======== DATA EXTRACT ========
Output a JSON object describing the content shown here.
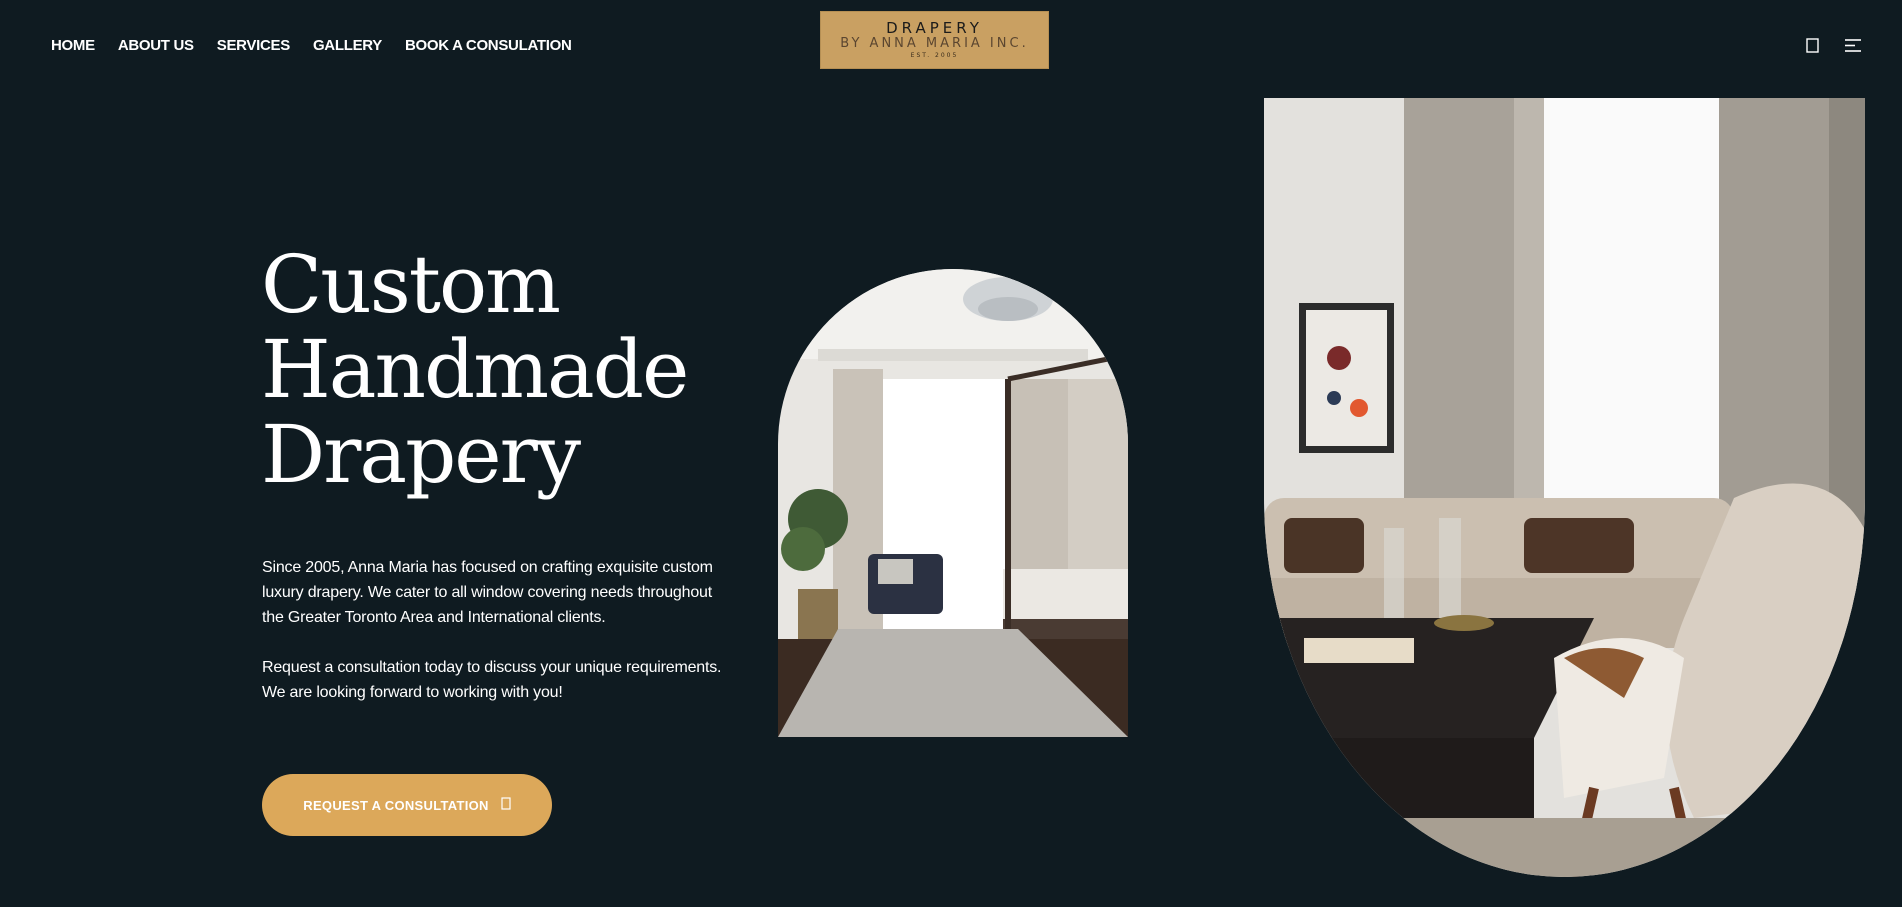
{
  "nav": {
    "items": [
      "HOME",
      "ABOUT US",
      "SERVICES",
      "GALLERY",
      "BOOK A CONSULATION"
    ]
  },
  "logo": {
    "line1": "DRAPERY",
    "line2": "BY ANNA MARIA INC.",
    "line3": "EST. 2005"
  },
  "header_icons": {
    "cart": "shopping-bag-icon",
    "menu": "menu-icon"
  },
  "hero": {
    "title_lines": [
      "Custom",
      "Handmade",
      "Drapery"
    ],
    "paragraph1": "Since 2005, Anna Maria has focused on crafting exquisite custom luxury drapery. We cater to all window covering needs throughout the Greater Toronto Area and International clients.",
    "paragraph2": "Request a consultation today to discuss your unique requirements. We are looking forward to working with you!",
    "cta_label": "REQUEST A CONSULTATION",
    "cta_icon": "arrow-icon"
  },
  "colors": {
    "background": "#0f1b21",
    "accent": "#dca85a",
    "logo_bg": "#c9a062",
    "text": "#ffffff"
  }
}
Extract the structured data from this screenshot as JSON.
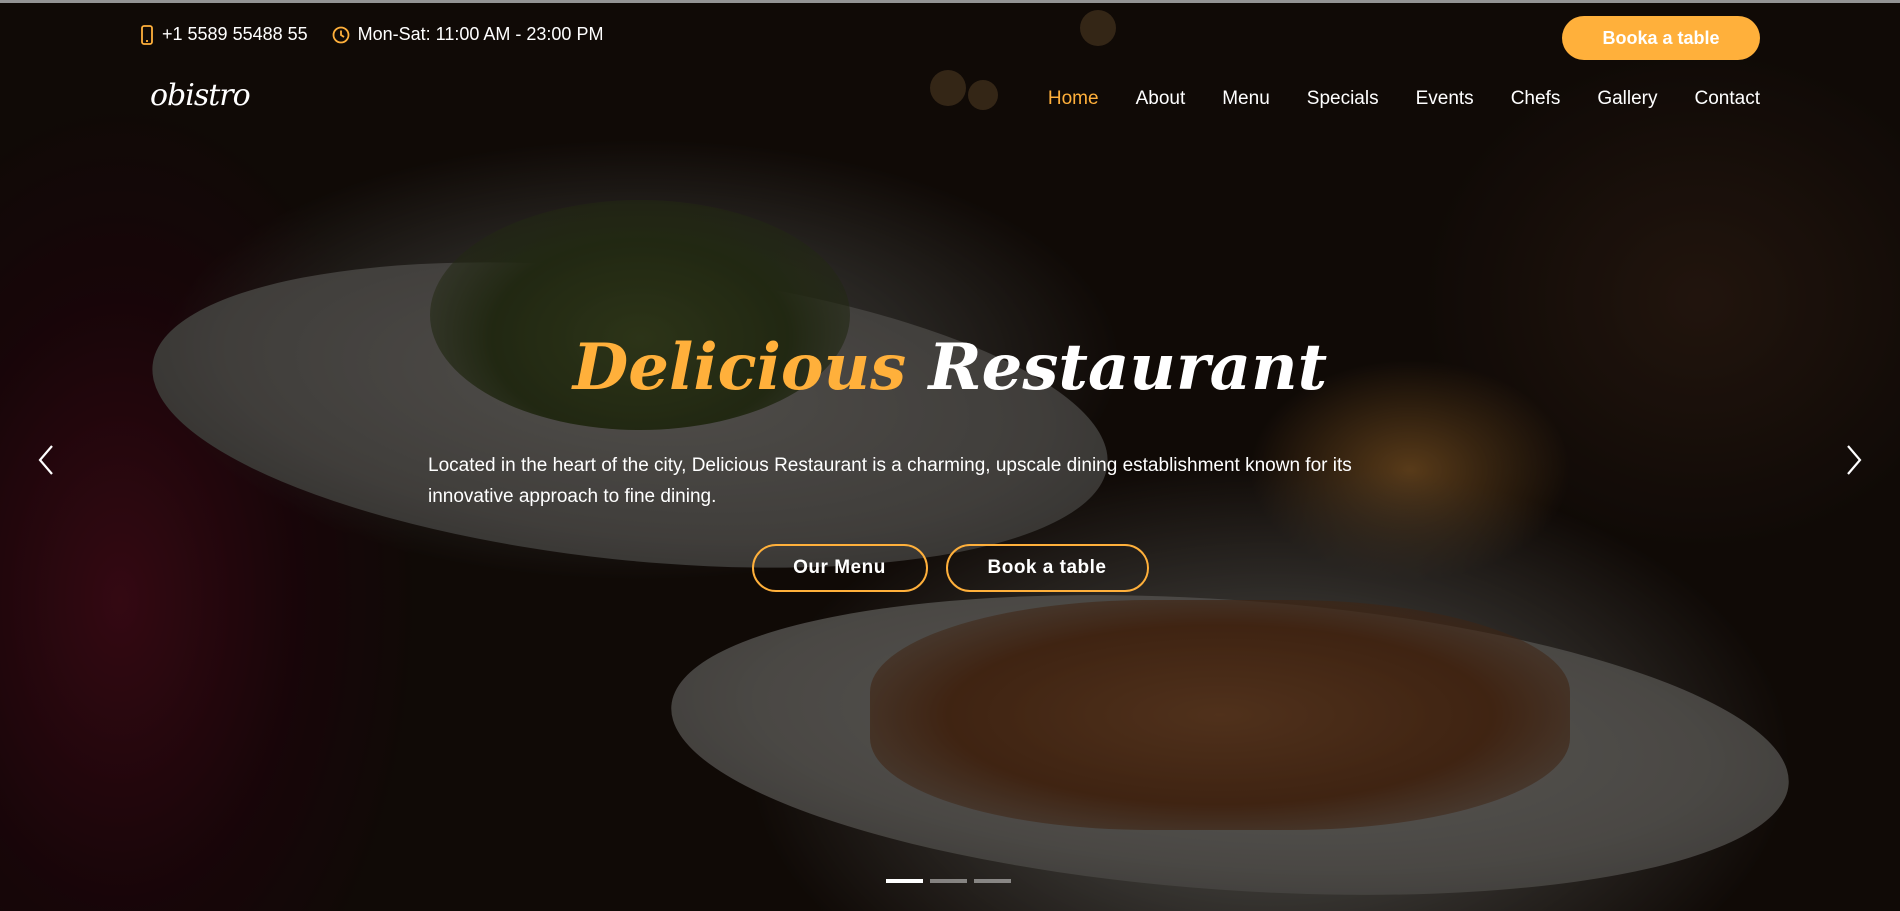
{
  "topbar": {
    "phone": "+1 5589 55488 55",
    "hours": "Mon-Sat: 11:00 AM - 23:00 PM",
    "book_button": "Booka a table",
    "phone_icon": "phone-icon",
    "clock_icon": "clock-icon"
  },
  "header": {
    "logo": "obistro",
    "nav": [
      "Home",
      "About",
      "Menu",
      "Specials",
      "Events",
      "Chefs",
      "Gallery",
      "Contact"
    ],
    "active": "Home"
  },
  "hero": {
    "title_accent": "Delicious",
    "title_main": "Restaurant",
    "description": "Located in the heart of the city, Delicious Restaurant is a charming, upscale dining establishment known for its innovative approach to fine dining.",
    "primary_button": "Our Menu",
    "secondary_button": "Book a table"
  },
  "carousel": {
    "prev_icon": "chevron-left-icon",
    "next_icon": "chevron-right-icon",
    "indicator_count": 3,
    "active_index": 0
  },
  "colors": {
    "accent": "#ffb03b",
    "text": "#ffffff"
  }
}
========
======== DATA EXTRACT ========
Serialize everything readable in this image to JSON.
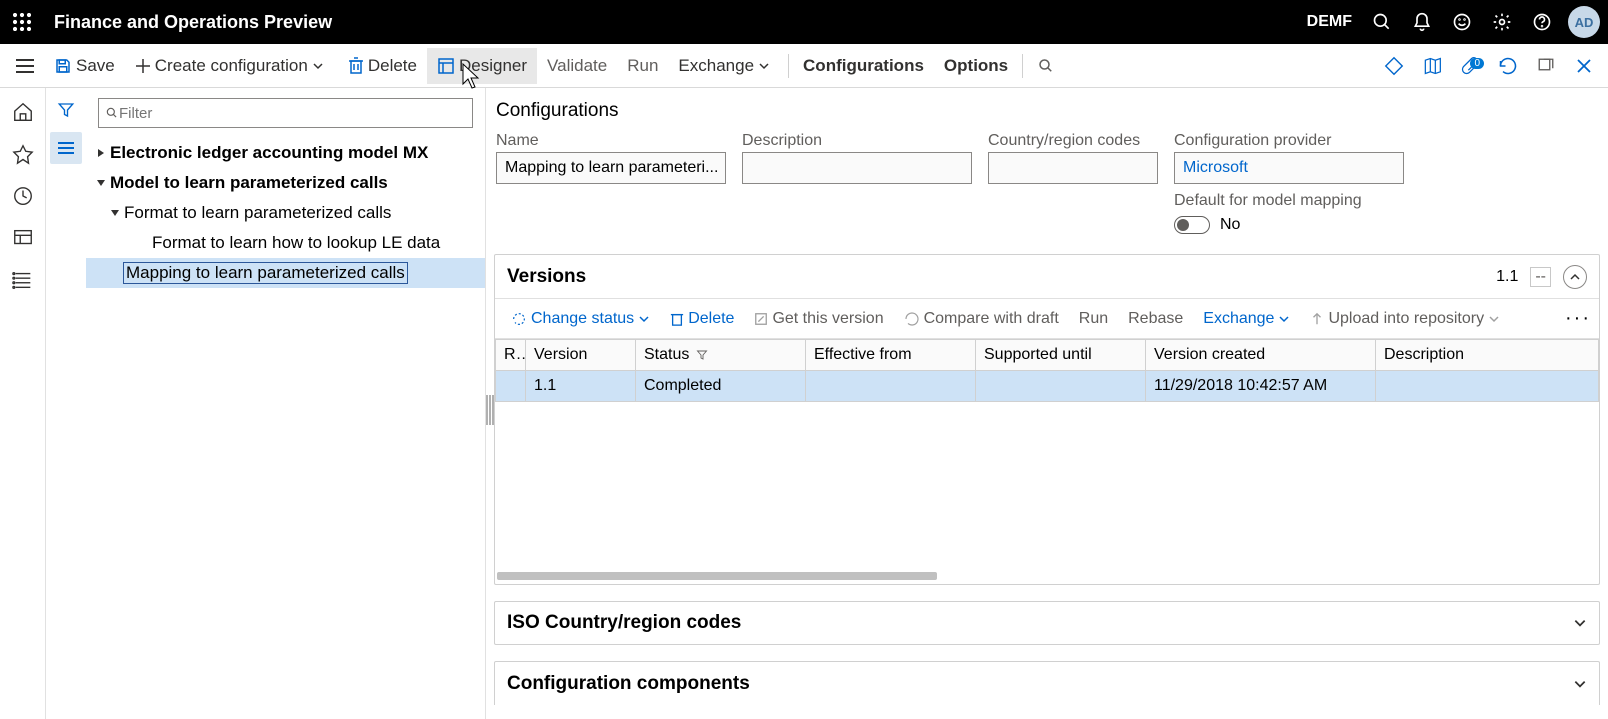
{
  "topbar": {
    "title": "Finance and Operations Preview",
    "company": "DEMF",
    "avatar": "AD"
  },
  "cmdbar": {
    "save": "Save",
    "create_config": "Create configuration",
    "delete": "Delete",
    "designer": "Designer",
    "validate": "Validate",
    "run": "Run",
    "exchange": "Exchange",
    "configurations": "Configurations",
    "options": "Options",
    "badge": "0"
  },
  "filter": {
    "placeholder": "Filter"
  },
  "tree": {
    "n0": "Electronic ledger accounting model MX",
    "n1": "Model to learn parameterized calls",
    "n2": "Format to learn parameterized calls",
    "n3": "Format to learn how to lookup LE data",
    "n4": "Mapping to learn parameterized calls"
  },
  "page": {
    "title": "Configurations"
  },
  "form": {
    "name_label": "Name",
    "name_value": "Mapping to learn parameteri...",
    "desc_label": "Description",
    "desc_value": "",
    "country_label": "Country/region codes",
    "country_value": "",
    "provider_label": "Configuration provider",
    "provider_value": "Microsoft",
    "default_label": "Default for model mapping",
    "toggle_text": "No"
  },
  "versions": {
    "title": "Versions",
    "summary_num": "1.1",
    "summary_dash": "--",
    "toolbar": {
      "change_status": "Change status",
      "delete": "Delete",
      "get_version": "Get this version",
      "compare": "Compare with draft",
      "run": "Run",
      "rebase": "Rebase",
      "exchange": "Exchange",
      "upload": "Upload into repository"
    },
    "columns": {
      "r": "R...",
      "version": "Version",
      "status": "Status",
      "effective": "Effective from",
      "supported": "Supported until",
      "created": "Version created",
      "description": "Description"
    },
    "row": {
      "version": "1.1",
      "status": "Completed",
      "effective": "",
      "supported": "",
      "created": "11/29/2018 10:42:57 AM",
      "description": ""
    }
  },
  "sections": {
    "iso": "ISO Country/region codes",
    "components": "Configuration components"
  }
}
========
### TASK STATEMENT
Filter the records above for lines containing the word "effective", and copy those lines.

### SOLVED EXERCISE
      "effective": "Effective from",
      "effective": "",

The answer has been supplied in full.